(Input data):

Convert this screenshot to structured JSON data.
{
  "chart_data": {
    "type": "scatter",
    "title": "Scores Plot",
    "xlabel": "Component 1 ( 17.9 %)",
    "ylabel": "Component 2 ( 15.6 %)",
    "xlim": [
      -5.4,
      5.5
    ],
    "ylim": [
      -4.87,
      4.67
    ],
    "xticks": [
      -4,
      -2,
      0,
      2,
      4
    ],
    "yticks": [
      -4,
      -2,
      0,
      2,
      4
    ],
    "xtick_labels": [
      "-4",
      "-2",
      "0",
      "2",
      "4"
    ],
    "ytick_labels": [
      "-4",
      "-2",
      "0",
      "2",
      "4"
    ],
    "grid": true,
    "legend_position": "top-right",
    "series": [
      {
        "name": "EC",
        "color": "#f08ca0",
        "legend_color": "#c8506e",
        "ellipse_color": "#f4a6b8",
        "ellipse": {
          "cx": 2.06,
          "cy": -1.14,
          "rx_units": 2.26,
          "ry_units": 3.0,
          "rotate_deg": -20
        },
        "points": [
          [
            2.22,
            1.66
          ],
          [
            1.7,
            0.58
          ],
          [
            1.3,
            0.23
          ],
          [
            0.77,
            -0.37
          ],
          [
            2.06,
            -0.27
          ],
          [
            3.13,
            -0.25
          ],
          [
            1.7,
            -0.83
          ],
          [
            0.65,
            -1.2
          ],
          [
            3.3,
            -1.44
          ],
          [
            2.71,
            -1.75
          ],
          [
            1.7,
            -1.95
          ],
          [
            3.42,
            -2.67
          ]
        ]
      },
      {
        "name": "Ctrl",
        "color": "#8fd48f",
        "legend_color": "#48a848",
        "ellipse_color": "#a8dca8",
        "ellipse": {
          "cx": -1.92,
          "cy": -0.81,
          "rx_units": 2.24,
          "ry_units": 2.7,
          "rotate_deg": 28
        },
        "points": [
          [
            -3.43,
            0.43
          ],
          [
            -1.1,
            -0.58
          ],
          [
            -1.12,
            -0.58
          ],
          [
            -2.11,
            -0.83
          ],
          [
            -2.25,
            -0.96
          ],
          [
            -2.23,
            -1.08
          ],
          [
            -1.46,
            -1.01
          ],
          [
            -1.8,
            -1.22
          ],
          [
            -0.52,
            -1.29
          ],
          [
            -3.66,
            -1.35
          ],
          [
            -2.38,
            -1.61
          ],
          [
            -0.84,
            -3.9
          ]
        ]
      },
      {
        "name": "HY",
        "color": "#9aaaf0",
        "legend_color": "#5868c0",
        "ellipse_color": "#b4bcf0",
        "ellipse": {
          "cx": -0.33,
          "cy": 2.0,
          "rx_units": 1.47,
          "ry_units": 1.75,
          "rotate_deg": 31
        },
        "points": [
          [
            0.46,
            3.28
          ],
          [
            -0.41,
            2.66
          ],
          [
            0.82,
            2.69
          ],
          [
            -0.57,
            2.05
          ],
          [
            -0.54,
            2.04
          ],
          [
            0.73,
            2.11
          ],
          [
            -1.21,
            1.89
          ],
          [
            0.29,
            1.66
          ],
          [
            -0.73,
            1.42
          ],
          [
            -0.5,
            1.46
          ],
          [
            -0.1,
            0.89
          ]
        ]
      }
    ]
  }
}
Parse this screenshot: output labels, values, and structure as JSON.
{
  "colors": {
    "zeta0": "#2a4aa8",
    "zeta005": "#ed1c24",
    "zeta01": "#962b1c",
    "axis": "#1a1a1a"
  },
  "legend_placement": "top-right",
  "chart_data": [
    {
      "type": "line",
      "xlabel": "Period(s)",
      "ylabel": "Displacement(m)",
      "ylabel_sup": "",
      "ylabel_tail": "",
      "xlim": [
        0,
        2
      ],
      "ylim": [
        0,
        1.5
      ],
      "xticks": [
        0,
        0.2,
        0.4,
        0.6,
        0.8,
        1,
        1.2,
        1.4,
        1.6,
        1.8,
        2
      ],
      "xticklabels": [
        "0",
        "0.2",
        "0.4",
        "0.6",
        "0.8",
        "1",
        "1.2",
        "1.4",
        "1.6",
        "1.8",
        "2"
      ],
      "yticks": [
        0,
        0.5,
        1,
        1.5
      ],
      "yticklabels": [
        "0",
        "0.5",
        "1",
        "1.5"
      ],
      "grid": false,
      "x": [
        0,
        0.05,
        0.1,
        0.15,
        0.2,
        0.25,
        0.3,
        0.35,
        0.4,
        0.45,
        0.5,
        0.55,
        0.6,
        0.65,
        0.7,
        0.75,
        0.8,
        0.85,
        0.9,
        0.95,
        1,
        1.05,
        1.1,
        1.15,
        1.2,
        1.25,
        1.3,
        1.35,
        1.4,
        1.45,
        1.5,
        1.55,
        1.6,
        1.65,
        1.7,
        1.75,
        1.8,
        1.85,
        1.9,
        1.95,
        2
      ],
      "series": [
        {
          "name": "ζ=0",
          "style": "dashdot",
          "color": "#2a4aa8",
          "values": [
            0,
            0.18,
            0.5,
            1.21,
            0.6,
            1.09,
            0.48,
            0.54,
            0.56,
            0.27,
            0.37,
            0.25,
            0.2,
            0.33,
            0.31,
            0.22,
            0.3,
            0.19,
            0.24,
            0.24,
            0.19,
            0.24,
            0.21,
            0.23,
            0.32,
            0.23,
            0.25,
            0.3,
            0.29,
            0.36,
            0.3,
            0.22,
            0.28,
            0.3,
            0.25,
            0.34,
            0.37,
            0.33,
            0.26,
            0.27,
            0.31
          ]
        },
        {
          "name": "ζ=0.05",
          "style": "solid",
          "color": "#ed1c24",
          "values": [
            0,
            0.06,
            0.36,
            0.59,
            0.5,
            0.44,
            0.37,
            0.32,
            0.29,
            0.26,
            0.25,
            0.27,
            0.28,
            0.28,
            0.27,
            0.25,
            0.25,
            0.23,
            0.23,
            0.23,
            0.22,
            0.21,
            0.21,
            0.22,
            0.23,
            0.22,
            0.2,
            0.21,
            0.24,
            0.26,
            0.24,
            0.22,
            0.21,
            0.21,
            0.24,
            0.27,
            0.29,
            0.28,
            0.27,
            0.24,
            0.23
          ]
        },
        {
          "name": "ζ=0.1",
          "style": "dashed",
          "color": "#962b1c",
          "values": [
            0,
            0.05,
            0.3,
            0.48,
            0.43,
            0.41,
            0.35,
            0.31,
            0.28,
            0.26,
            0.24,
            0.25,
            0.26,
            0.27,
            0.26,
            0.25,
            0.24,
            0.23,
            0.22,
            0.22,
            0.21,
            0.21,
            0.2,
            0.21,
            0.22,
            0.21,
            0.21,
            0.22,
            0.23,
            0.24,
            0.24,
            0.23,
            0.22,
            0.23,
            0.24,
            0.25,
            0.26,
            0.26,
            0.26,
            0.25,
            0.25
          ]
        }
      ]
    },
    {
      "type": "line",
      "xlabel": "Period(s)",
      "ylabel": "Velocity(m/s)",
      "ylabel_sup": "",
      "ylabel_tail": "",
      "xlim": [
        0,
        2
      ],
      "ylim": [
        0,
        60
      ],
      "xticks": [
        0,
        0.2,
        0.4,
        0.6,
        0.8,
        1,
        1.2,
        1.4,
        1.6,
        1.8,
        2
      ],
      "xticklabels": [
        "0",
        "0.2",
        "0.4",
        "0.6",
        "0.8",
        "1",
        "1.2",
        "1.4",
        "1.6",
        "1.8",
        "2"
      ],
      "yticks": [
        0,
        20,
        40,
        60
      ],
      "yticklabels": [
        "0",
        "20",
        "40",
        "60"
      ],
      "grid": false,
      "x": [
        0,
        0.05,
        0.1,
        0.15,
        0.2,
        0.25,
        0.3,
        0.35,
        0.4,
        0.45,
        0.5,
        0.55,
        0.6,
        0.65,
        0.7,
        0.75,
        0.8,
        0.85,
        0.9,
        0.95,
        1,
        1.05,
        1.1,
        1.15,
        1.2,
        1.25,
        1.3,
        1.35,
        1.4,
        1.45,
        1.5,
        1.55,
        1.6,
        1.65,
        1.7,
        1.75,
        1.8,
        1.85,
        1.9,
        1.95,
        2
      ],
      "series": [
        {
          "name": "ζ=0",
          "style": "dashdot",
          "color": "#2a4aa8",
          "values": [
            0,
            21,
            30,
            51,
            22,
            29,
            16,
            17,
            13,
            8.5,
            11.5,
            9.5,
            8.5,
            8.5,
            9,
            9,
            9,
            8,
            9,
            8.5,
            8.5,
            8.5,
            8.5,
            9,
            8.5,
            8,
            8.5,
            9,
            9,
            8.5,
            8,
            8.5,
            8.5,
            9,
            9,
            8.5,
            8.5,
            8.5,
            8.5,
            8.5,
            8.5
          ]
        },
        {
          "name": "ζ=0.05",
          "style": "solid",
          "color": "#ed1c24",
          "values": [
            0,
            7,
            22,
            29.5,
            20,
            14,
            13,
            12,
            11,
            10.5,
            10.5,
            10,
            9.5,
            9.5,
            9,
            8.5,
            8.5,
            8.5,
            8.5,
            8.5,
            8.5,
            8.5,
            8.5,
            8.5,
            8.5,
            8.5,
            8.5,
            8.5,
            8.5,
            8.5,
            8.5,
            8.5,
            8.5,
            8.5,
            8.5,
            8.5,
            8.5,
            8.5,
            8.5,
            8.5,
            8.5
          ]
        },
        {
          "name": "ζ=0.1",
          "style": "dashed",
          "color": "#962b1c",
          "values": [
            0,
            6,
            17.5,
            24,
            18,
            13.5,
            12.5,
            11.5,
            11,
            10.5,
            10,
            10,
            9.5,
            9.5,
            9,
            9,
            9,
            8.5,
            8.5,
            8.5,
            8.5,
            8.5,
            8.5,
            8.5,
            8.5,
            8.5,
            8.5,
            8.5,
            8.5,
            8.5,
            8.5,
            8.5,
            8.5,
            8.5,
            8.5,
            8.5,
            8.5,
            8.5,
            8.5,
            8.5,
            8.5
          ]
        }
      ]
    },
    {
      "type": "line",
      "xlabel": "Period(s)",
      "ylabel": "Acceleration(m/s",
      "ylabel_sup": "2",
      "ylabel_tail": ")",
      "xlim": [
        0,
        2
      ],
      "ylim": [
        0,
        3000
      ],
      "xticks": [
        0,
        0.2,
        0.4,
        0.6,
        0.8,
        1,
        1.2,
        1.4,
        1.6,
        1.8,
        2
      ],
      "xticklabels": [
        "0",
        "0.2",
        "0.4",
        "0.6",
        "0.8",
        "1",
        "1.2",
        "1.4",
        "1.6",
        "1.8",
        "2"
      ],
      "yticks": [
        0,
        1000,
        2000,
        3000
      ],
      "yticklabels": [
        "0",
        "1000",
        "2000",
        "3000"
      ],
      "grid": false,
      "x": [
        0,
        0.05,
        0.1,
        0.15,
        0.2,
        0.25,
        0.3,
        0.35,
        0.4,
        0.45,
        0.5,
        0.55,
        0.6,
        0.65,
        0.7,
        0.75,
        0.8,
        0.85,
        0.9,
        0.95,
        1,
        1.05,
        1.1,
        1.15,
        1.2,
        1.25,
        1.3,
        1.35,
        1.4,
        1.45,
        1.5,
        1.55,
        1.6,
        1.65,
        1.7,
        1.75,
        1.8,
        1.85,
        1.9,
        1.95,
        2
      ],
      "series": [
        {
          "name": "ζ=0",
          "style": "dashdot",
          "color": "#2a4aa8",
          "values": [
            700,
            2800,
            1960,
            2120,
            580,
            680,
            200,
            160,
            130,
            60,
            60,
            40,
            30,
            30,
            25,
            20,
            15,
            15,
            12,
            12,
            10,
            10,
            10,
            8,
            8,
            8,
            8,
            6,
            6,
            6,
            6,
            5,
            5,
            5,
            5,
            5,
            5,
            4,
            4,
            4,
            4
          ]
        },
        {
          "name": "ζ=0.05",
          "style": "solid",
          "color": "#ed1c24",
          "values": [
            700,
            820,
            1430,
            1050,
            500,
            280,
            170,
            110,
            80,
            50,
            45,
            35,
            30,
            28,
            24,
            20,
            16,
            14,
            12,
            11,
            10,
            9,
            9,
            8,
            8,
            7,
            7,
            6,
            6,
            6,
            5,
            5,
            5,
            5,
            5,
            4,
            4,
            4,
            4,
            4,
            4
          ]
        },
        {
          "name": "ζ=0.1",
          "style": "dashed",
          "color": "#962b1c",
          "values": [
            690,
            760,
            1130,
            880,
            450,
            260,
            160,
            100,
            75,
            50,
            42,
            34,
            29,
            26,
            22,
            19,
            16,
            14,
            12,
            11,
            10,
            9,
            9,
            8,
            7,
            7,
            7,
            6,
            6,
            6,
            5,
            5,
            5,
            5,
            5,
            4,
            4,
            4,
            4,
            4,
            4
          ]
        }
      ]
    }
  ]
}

(Requirements): Say how many lines in the entries contain the string "this", and leave out everything else.

(Expected output): 2